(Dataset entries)

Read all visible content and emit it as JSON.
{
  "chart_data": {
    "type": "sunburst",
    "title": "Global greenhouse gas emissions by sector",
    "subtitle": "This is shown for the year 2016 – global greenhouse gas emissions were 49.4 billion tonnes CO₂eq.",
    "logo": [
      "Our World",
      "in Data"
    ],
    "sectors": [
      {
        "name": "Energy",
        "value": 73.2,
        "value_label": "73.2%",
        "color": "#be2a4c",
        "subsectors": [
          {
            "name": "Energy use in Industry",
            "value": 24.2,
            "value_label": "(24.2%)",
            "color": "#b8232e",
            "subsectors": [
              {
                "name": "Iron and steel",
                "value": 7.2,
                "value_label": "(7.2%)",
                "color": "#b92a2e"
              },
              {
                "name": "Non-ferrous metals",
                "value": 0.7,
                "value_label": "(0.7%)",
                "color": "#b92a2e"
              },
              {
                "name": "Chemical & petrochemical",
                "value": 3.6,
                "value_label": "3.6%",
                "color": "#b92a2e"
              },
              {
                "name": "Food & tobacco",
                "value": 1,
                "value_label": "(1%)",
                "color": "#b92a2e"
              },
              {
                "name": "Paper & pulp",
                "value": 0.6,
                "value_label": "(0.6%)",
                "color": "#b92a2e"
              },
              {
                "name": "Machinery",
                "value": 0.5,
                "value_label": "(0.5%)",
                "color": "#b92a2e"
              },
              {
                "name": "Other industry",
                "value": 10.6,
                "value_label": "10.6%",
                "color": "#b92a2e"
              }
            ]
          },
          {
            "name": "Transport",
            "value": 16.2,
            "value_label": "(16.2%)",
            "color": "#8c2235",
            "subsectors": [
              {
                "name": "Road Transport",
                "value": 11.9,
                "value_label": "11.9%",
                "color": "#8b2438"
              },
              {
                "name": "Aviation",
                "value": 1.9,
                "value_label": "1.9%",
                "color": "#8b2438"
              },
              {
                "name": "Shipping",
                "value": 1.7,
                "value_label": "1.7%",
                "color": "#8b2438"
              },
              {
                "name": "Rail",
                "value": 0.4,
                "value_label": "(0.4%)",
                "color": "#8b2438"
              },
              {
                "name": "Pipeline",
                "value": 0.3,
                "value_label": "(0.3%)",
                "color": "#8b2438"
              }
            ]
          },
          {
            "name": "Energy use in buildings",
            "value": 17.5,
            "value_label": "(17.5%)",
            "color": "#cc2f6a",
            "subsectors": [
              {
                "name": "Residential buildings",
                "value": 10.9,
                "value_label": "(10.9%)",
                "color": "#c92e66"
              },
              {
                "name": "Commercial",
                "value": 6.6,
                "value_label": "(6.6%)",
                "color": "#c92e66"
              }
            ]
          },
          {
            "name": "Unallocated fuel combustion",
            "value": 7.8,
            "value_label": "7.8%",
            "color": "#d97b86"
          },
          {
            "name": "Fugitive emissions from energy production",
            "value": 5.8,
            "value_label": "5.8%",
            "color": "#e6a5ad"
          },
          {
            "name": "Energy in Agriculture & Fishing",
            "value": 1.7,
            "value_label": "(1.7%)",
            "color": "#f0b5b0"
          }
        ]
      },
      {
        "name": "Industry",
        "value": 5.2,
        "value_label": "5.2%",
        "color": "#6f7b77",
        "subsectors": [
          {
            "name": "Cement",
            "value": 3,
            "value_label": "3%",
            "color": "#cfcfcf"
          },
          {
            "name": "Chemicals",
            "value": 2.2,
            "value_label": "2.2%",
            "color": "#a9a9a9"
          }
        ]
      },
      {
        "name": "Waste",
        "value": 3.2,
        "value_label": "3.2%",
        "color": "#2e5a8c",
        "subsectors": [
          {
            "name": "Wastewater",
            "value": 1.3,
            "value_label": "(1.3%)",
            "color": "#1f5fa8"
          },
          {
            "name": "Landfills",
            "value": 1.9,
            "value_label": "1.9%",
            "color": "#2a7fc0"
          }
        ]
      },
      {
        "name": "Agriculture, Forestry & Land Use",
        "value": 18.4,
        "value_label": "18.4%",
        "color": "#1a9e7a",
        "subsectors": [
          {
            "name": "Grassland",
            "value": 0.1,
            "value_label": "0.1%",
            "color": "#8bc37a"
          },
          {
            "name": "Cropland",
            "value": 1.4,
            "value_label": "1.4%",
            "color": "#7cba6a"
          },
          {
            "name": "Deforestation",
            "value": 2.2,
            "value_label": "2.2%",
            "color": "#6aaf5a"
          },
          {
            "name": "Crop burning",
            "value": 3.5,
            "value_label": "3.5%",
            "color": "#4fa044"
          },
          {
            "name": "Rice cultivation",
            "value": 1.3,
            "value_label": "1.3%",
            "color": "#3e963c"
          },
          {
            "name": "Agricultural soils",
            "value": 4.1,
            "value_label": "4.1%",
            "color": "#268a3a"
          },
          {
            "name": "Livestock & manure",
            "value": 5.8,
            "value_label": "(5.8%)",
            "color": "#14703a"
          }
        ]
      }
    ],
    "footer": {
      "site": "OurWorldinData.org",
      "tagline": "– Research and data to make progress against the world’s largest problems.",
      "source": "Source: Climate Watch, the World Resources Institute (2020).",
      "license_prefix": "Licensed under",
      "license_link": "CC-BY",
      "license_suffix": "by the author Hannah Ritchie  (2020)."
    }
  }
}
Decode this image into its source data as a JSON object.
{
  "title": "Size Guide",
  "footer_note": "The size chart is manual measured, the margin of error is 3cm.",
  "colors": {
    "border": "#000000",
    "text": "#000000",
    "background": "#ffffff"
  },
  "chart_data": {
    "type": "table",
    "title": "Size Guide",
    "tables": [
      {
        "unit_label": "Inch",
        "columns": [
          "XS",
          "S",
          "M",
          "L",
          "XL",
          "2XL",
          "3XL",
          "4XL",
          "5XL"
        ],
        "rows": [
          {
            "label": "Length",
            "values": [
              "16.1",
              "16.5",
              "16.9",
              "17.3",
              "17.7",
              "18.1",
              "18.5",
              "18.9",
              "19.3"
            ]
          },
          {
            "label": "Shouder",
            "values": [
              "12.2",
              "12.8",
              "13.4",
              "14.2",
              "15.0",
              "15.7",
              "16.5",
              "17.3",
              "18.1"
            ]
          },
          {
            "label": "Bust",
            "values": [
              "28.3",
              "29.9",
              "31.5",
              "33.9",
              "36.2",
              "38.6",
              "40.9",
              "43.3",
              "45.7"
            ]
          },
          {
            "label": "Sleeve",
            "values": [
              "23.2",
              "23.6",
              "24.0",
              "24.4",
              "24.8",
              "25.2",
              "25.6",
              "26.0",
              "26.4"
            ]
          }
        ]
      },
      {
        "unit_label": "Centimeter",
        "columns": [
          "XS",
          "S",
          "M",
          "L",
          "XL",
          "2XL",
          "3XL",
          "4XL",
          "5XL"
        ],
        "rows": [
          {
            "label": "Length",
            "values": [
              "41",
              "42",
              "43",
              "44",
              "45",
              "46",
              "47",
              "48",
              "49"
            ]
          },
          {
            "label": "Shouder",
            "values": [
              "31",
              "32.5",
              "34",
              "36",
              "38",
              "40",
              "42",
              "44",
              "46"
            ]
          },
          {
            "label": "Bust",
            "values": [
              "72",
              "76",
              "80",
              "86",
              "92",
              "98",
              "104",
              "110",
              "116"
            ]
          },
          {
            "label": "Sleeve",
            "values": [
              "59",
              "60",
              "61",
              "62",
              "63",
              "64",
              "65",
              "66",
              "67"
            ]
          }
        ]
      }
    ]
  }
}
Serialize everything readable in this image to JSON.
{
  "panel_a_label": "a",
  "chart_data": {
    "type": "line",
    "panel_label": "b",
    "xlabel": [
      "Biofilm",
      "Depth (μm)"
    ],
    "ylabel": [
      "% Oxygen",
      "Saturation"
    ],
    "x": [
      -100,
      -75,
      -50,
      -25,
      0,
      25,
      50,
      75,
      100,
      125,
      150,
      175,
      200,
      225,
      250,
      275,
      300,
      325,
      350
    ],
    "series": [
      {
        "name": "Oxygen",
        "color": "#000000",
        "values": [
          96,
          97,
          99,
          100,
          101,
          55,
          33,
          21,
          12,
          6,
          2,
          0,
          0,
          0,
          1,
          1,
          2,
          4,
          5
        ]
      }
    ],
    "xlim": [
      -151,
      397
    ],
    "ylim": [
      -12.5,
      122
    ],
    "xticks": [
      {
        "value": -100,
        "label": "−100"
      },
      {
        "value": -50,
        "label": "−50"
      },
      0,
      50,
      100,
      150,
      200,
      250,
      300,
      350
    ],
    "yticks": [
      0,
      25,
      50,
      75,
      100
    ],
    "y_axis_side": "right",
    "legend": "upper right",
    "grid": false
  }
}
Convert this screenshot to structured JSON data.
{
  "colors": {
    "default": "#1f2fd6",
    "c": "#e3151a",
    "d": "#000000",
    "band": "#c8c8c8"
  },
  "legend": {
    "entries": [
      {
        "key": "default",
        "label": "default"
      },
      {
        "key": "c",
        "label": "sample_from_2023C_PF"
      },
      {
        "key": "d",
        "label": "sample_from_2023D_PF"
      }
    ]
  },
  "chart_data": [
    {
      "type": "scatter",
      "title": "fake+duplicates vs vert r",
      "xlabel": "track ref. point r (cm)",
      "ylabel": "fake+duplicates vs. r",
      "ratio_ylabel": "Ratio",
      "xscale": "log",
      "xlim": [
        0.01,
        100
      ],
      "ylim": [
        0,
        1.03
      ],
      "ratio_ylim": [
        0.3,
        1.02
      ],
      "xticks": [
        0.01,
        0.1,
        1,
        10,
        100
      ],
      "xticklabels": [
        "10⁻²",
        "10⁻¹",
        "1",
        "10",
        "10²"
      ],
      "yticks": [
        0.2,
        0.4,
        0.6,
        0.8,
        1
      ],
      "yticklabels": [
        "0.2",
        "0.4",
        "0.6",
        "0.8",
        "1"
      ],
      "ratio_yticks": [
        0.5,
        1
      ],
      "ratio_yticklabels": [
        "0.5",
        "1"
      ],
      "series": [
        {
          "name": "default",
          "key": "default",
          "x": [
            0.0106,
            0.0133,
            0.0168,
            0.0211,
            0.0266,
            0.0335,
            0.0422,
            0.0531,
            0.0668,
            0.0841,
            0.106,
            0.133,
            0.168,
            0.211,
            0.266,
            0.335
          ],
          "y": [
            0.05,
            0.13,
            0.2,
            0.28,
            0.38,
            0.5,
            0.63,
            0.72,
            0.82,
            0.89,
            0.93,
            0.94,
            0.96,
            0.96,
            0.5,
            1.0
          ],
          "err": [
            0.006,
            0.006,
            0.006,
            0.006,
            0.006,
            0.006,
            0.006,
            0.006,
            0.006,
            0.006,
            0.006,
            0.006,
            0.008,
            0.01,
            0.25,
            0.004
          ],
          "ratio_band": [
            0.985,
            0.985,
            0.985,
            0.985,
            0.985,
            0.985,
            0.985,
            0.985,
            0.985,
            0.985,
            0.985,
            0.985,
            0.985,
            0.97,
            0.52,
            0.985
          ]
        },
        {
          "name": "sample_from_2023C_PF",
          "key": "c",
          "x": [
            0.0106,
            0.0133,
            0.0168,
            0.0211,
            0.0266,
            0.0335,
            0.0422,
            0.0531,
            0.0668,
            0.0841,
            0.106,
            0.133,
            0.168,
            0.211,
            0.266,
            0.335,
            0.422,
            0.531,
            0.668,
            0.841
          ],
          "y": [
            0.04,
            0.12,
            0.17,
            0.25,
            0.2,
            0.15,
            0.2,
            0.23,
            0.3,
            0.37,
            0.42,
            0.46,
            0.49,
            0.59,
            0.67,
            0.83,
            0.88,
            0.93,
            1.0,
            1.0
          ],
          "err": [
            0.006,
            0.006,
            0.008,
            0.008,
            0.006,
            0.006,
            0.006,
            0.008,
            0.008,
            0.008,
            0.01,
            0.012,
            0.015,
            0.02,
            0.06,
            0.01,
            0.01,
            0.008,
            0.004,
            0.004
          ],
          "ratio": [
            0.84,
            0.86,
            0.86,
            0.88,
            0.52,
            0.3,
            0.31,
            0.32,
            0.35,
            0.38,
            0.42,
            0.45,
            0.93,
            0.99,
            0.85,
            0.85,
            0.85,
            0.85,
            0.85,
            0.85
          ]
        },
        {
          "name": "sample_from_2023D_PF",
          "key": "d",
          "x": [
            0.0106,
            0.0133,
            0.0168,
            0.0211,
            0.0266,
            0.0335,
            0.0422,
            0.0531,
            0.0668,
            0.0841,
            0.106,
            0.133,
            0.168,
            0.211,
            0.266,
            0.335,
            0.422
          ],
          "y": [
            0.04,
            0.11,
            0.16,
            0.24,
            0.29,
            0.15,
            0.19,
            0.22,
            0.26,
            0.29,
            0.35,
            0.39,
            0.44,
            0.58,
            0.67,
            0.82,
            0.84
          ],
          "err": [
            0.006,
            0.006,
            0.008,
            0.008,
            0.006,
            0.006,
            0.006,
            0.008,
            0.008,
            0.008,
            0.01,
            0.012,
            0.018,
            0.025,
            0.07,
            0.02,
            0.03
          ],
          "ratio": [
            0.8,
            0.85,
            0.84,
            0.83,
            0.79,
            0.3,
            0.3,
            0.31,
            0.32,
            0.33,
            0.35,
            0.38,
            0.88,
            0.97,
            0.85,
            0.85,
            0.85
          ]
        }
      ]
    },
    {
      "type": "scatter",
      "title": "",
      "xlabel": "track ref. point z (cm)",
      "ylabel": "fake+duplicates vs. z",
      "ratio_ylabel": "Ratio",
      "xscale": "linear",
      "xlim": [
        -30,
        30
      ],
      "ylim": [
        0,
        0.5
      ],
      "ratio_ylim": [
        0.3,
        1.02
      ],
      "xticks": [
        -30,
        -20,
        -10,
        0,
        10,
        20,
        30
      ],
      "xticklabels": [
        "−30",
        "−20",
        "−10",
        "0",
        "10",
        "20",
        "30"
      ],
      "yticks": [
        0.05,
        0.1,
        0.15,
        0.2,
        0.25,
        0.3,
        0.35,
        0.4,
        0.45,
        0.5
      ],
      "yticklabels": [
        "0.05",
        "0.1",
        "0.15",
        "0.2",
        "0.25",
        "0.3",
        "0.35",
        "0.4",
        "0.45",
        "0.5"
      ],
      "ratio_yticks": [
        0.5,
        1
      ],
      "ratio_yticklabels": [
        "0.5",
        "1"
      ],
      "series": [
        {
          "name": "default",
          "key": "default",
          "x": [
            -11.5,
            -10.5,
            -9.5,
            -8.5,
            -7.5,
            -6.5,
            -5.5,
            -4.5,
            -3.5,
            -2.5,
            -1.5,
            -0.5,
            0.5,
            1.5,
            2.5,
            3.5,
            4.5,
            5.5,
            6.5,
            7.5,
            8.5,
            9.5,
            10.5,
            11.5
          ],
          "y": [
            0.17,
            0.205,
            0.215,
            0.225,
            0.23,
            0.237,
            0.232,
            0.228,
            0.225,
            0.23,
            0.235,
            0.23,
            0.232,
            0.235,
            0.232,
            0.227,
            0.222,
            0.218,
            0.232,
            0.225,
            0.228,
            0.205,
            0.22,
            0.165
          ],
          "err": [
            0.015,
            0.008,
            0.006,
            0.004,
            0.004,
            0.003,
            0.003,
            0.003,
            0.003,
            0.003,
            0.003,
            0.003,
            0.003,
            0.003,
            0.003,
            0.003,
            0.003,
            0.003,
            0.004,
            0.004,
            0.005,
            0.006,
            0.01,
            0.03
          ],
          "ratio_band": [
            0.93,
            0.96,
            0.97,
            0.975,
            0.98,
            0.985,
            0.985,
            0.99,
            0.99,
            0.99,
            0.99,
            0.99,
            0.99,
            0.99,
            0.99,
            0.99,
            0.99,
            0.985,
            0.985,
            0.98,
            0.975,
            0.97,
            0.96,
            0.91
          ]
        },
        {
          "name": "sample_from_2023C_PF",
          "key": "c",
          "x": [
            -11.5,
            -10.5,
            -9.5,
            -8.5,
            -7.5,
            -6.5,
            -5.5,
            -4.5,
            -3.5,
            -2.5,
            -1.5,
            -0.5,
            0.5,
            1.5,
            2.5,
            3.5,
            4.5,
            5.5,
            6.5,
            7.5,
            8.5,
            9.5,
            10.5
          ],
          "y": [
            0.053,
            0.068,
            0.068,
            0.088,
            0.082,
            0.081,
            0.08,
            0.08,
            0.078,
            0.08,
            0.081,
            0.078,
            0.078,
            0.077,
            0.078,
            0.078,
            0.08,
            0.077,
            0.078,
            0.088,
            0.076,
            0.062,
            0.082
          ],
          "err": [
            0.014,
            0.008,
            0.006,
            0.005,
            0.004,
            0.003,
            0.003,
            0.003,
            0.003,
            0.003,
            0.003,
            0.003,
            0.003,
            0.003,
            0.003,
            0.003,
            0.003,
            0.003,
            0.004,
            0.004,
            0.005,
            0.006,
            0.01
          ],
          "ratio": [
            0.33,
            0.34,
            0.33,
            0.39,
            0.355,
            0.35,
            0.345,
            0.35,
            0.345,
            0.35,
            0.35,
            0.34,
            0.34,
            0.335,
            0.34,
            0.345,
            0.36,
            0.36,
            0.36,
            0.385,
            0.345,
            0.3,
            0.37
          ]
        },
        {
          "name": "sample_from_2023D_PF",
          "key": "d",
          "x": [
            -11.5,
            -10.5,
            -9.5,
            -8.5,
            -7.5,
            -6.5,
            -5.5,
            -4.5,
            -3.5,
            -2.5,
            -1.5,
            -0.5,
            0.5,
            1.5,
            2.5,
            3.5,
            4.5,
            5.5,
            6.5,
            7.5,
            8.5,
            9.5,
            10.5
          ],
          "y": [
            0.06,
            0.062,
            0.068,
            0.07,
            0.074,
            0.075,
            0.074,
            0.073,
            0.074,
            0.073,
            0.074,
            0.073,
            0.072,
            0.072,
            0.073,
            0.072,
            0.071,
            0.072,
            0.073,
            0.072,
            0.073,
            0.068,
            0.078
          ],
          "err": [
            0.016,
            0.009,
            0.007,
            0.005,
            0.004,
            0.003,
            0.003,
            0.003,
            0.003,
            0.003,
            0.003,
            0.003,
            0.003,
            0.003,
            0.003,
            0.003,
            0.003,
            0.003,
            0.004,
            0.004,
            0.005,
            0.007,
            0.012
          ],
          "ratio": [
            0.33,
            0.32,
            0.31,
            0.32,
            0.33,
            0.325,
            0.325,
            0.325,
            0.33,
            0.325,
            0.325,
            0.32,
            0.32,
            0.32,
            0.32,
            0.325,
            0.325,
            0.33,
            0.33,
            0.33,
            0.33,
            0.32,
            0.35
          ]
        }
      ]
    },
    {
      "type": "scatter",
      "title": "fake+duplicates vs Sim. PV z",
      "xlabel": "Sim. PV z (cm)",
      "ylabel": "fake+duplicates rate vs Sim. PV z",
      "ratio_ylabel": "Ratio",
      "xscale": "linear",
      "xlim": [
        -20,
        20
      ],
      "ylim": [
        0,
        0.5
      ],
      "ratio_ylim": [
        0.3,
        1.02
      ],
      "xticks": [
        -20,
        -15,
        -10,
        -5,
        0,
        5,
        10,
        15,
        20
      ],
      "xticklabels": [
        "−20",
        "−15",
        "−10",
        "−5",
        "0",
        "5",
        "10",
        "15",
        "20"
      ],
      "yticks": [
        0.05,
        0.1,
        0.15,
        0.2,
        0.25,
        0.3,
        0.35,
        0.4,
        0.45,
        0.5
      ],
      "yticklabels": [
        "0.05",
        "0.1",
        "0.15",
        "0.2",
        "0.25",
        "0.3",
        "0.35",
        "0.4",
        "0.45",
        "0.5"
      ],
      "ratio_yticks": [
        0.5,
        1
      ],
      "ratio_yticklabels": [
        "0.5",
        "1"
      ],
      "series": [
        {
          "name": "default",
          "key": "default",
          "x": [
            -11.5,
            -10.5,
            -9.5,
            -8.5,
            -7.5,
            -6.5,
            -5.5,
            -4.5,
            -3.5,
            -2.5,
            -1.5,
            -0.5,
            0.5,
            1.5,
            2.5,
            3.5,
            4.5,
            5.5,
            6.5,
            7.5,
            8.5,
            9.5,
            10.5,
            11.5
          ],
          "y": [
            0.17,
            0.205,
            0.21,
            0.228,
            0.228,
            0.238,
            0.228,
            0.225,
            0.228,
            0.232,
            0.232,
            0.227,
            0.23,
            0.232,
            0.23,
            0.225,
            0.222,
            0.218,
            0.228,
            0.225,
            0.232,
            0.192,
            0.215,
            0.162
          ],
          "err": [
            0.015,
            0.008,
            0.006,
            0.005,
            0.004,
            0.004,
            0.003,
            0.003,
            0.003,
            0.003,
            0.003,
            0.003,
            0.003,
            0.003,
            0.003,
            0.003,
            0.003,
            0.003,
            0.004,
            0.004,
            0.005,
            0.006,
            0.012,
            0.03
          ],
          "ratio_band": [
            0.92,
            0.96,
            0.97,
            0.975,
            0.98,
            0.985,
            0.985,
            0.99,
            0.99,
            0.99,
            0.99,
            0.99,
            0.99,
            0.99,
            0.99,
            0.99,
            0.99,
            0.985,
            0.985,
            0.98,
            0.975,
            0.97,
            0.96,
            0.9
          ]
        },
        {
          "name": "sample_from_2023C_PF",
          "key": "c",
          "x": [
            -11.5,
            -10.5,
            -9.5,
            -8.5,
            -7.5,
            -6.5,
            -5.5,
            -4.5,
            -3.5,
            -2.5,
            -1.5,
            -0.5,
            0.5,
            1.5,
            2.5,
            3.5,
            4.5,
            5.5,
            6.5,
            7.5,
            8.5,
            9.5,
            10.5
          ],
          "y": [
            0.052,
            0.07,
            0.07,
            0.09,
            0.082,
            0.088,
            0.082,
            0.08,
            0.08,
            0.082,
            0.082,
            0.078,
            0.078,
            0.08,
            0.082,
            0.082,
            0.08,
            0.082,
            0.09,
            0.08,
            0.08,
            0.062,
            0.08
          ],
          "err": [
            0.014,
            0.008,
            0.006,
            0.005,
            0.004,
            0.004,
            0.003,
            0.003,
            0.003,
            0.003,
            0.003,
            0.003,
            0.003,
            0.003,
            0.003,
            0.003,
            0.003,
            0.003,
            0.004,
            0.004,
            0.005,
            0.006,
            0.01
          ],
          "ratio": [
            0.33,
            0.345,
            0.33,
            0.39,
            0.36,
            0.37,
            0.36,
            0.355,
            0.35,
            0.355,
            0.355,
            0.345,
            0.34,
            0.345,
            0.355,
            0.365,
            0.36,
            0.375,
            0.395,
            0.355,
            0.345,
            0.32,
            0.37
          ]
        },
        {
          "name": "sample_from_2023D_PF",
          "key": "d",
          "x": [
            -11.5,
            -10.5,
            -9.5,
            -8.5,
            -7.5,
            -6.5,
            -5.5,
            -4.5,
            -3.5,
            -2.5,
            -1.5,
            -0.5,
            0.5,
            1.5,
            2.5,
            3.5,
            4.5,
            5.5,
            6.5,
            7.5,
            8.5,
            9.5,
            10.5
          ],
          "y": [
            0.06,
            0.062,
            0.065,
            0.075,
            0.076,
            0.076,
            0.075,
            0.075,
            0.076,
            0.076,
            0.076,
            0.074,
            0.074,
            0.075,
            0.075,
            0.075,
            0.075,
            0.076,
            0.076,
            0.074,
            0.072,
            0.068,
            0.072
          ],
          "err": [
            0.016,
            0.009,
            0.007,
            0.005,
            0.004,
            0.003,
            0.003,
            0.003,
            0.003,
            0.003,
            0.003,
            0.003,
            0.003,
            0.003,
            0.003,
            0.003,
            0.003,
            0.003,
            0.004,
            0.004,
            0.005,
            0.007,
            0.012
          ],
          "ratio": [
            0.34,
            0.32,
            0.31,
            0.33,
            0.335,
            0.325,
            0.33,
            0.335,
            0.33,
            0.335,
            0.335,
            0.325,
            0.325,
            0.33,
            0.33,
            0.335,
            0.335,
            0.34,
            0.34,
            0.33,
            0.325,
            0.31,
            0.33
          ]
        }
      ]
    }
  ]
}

**TASK TO COMPLETE**
Copy every line of the records above that contains "duplicates".

**EXERCISE OUTPUT**
      "title": "fake+duplicates vs vert r",
      "ylabel": "fake+duplicates vs. r",
      "ylabel": "fake+duplicates vs. z",
      "title": "fake+duplicates vs Sim. PV z",
      "ylabel": "fake+duplicates rate vs Sim. PV z",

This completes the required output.